[Recorded data]
•••••

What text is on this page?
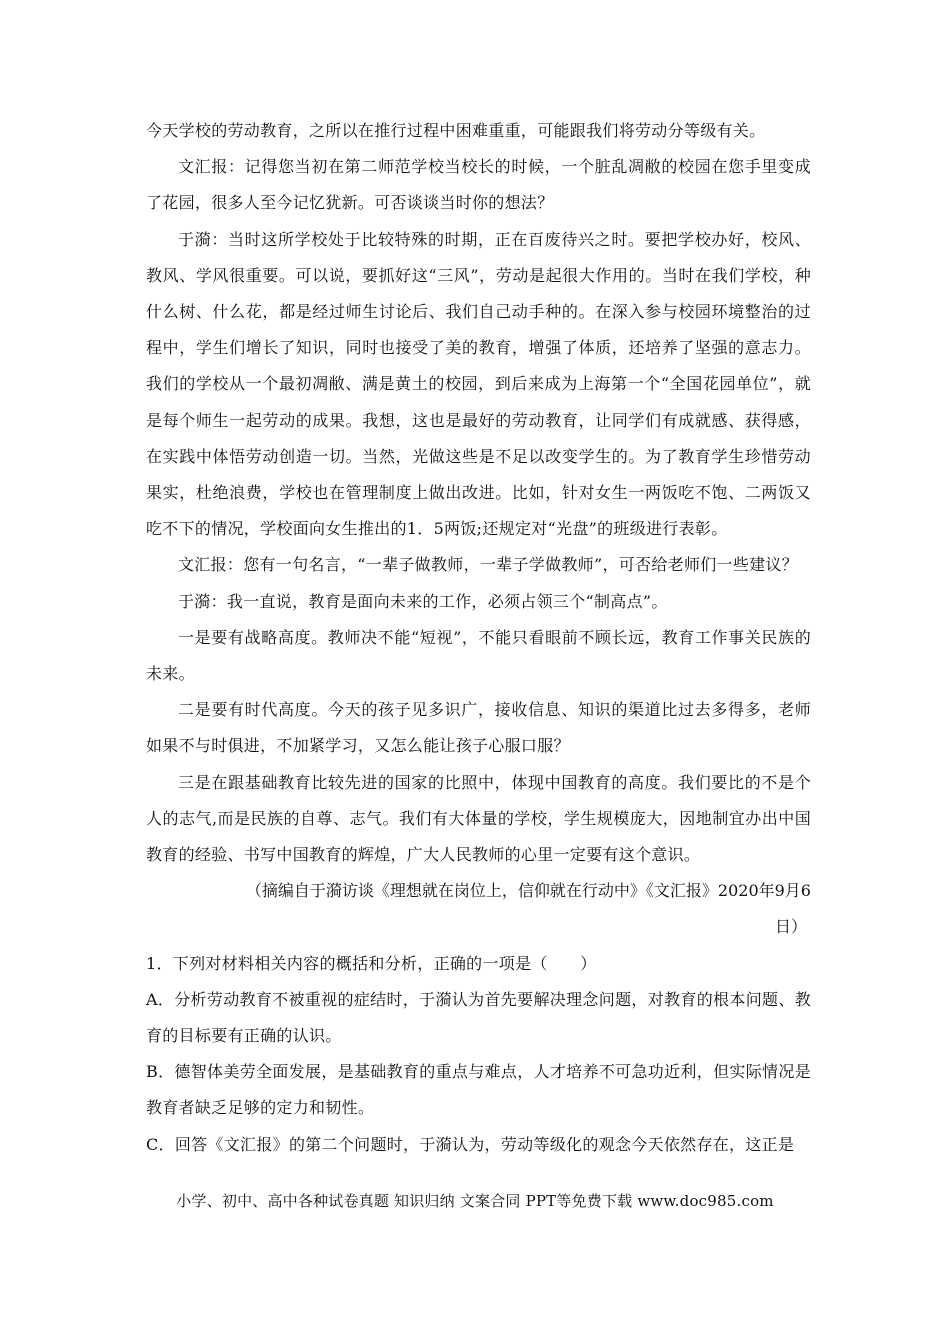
今天学校的劳动教育，之所以在推行过程中困难重重，可能跟我们将劳动分等级有关。

文汇报：记得您当初在第二师范学校当校长的时候，一个脏乱凋敝的校园在您手里变成了花园，很多人至今记忆犹新。可否谈谈当时你的想法？

于漪：当时这所学校处于比较特殊的时期，正在百废待兴之时。要把学校办好，校风、教风、学风很重要。可以说，要抓好这“三风”，劳动是起很大作用的。当时在我们学校，种什么树、什么花，都是经过师生讨论后、我们自己动手种的。在深入参与校园环境整治的过程中，学生们增长了知识，同时也接受了美的教育，增强了体质，还培养了坚强的意志力。我们的学校从一个最初凋敝、满是黄土的校园，到后来成为上海第一个“全国花园单位”，就是每个师生一起劳动的成果。我想，这也是最好的劳动教育，让同学们有成就感、获得感，在实践中体悟劳动创造一切。当然，光做这些是不足以改变学生的。为了教育学生珍惜劳动果实，杜绝浪费，学校也在管理制度上做出改进。比如，针对女生一两饭吃不饱、二两饭又吃不下的情况，学校面向女生推出的1．5两饭;还规定对“光盘”的班级进行表彰。

文汇报：您有一句名言，“一辈子做教师，一辈子学做教师”，可否给老师们一些建议？

于漪：我一直说，教育是面向未来的工作，必须占领三个“制高点”。

一是要有战略高度。教师决不能“短视”，不能只看眼前不顾长远，教育工作事关民族的未来。

二是要有时代高度。今天的孩子见多识广，接收信息、知识的渠道比过去多得多，老师如果不与时俱进，不加紧学习，又怎么能让孩子心服口服？

三是在跟基础教育比较先进的国家的比照中，体现中国教育的高度。我们要比的不是个人的志气,而是民族的自尊、志气。我们有大体量的学校，学生规模庞大，因地制宜办出中国教育的经验、书写中国教育的辉煌，广大人民教师的心里一定要有这个意识。

（摘编自于漪访谈《理想就在岗位上，信仰就在行动中》《文汇报》2020年9月6

日）

1．下列对材料相关内容的概括和分析，正确的一项是（　　）

A．分析劳动教育不被重视的症结时，于漪认为首先要解决理念问题，对教育的根本问题、教育的目标要有正确的认识。

B．德智体美劳全面发展，是基础教育的重点与难点，人才培养不可急功近利，但实际情况是教育者缺乏足够的定力和韧性。

C．回答《文汇报》的第二个问题时，于漪认为，劳动等级化的观念今天依然存在，这正是

小学、初中、高中各种试卷真题 知识归纳 文案合同 PPT等免费下载 www.doc985.com
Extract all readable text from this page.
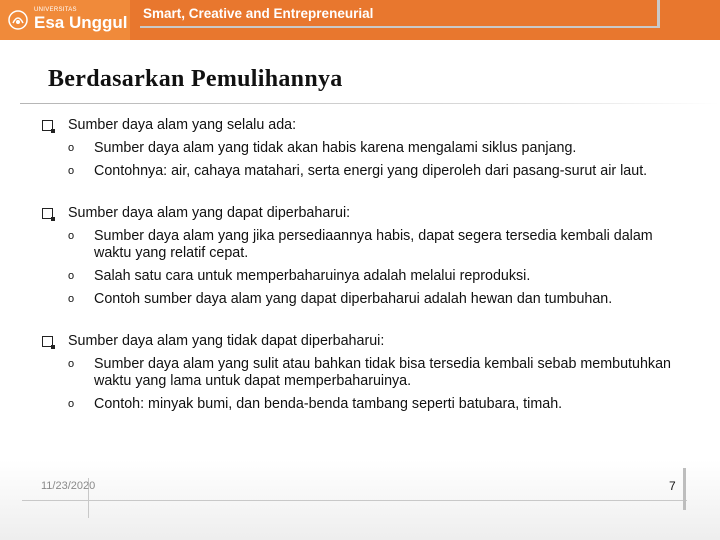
UNIVERSITAS
Esa Unggul Smart, Creative and Entrepreneurial
Berdasarkan Pemulihannya
Sumber daya alam yang selalu ada:
o	Sumber daya alam yang tidak akan habis karena mengalami siklus panjang.
o	Contohnya: air, cahaya matahari, serta energi yang diperoleh dari pasang-surut air laut.
Sumber daya alam yang dapat diperbaharui:
o	Sumber daya alam yang jika persediaannya habis, dapat segera tersedia kembali dalam waktu yang relatif cepat.
o	Salah satu cara untuk memperbaharuinya adalah melalui reproduksi.
o	Contoh sumber daya alam yang dapat diperbaharui adalah hewan dan tumbuhan.
Sumber daya alam yang tidak dapat diperbaharui:
o	Sumber daya alam yang sulit atau bahkan tidak bisa tersedia kembali sebab membutuhkan waktu yang lama untuk dapat memperbaharuinya.
o	Contoh: minyak bumi, dan benda-benda tambang seperti batubara, timah.
11/23/2020	7
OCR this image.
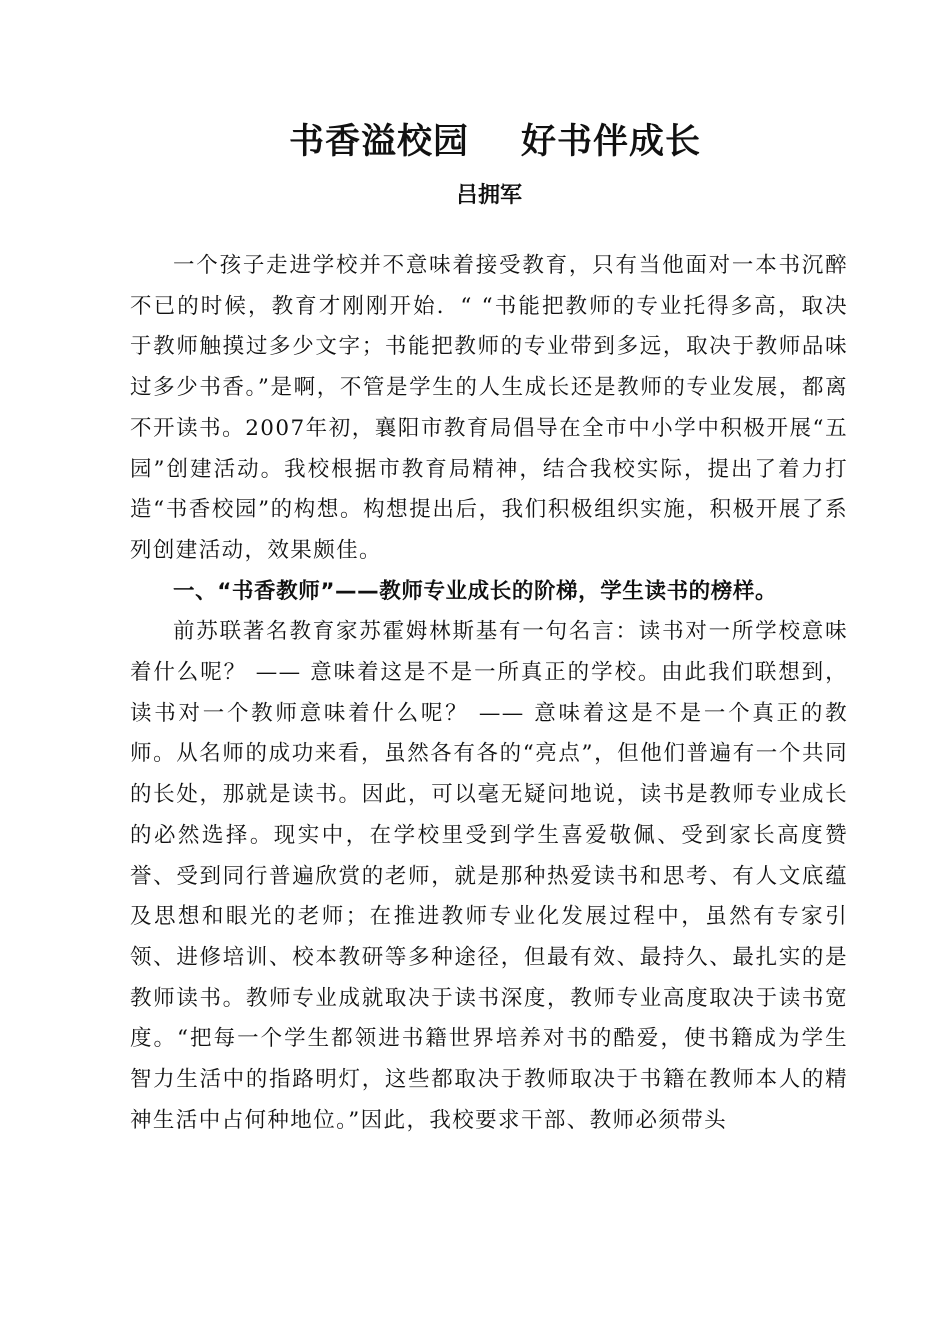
书香溢校园 好书伴成长
吕拥军

一个孩子走进学校并不意味着接受教育，只有当他面对一本书沉醉不已的时候，教育才刚刚开始．“ “书能把教师的专业托得多高，取决于教师触摸过多少文字；书能把教师的专业带到多远，取决于教师品味过多少书香。”是啊，不管是学生的人生成长还是教师的专业发展，都离不开读书。2007年初，襄阳市教育局倡导在全市中小学中积极开展“五园”创建活动。我校根据市教育局精神，结合我校实际，提出了着力打造“书香校园”的构想。构想提出后，我们积极组织实施，积极开展了系列创建活动，效果颇佳。

一、“书香教师”——教师专业成长的阶梯，学生读书的榜样。

前苏联著名教育家苏霍姆林斯基有一句名言：读书对一所学校意味着什么呢？ —— 意味着这是不是一所真正的学校。由此我们联想到，读书对一个教师意味着什么呢？ —— 意味着这是不是一个真正的教师。从名师的成功来看，虽然各有各的“亮点”，但他们普遍有一个共同的长处，那就是读书。因此，可以毫无疑问地说，读书是教师专业成长的必然选择。现实中，在学校里受到学生喜爱敬佩、受到家长高度赞誉、受到同行普遍欣赏的老师，就是那种热爱读书和思考、有人文底蕴及思想和眼光的老师；在推进教师专业化发展过程中，虽然有专家引领、进修培训、校本教研等多种途径，但最有效、最持久、最扎实的是教师读书。教师专业成就取决于读书深度，教师专业高度取决于读书宽度。“把每一个学生都领进书籍世界培养对书的酷爱，使书籍成为学生智力生活中的指路明灯，这些都取决于教师取决于书籍在教师本人的精神生活中占何种地位。”因此，我校要求干部、教师必须带头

•••••

## Required work
Return all lines containing "tersedia".

## Solution to this problem
o	Sumber daya alam yang jika persediaannya habis, dapat segera tersedia kembali dalam waktu yang relatif cepat.
o	Sumber daya alam yang sulit atau bahkan tidak bisa tersedia kembali sebab membutuhkan waktu yang lama untuk dapat memperbaharuinya.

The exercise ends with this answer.